WHAT YOU ARE ASKED TO DO » Read the records and write them out again exactly.

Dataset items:

━━━

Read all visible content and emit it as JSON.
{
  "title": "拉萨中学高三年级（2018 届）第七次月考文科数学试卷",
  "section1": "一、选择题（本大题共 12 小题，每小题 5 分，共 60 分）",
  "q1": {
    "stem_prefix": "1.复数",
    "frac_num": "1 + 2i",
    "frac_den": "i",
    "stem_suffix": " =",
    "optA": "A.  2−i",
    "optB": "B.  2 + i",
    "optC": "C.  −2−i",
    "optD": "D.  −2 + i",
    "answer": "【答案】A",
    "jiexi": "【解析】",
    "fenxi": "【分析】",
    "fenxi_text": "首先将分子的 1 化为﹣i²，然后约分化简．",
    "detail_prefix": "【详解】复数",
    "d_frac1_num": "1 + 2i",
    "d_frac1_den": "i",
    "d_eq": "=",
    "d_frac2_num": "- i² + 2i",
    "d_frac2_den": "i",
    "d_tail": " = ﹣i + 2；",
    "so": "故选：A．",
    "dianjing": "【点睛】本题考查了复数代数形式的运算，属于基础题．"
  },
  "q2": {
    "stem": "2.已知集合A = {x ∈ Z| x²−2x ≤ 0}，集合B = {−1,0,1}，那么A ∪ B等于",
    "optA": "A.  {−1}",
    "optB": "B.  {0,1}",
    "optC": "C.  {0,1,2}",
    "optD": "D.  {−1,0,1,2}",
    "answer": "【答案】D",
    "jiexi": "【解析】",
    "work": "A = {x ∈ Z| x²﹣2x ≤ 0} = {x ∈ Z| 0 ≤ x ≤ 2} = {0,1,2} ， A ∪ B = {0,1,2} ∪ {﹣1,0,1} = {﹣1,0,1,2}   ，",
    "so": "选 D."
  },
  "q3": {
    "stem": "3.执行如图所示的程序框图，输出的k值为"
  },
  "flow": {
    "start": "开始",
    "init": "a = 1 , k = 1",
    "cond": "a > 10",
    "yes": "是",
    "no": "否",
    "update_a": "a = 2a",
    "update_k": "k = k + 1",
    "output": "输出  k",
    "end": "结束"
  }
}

━━━

WORKED SOLUTION »
Read all visible content and emit it as JSON.
{
  "title": "拉萨中学高三年级（2018 届）第七次月考文科数学试卷",
  "section1": "一、选择题（本大题共 12 小题，每小题 5 分，共 60 分）",
  "q1": {
    "stem_prefix": "1.复数",
    "frac_num": "1 + 2i",
    "frac_den": "i",
    "stem_suffix": " =",
    "optA": "A.  2−i",
    "optB": "B.  2 + i",
    "optC": "C.  −2−i",
    "optD": "D.  −2 + i",
    "answer": "【答案】A",
    "jiexi": "【解析】",
    "fenxi": "【分析】",
    "fenxi_text": "首先将分子的 1 化为﹣i²，然后约分化简．",
    "detail_prefix": "【详解】复数",
    "d_frac1_num": "1 + 2i",
    "d_frac1_den": "i",
    "d_eq": "=",
    "d_frac2_num": "- i² + 2i",
    "d_frac2_den": "i",
    "d_tail": " = ﹣i + 2；",
    "so": "故选：A．",
    "dianjing": "【点睛】本题考查了复数代数形式的运算，属于基础题．"
  },
  "q2": {
    "stem": "2.已知集合A = {x ∈ Z| x²−2x ≤ 0}，集合B = {−1,0,1}，那么A ∪ B等于",
    "optA": "A.  {−1}",
    "optB": "B.  {0,1}",
    "optC": "C.  {0,1,2}",
    "optD": "D.  {−1,0,1,2}",
    "answer": "【答案】D",
    "jiexi": "【解析】",
    "work": "A = {x ∈ Z| x²﹣2x ≤ 0} = {x ∈ Z| 0 ≤ x ≤ 2} = {0,1,2} ， A ∪ B = {0,1,2} ∪ {﹣1,0,1} = {﹣1,0,1,2}   ，",
    "so": "选 D."
  },
  "q3": {
    "stem": "3.执行如图所示的程序框图，输出的k值为"
  },
  "flow": {
    "start": "开始",
    "init": "a = 1 , k = 1",
    "cond": "a > 10",
    "yes": "是",
    "no": "否",
    "update_a": "a = 2a",
    "update_k": "k = k + 1",
    "output": "输出  k",
    "end": "结束"
  }
}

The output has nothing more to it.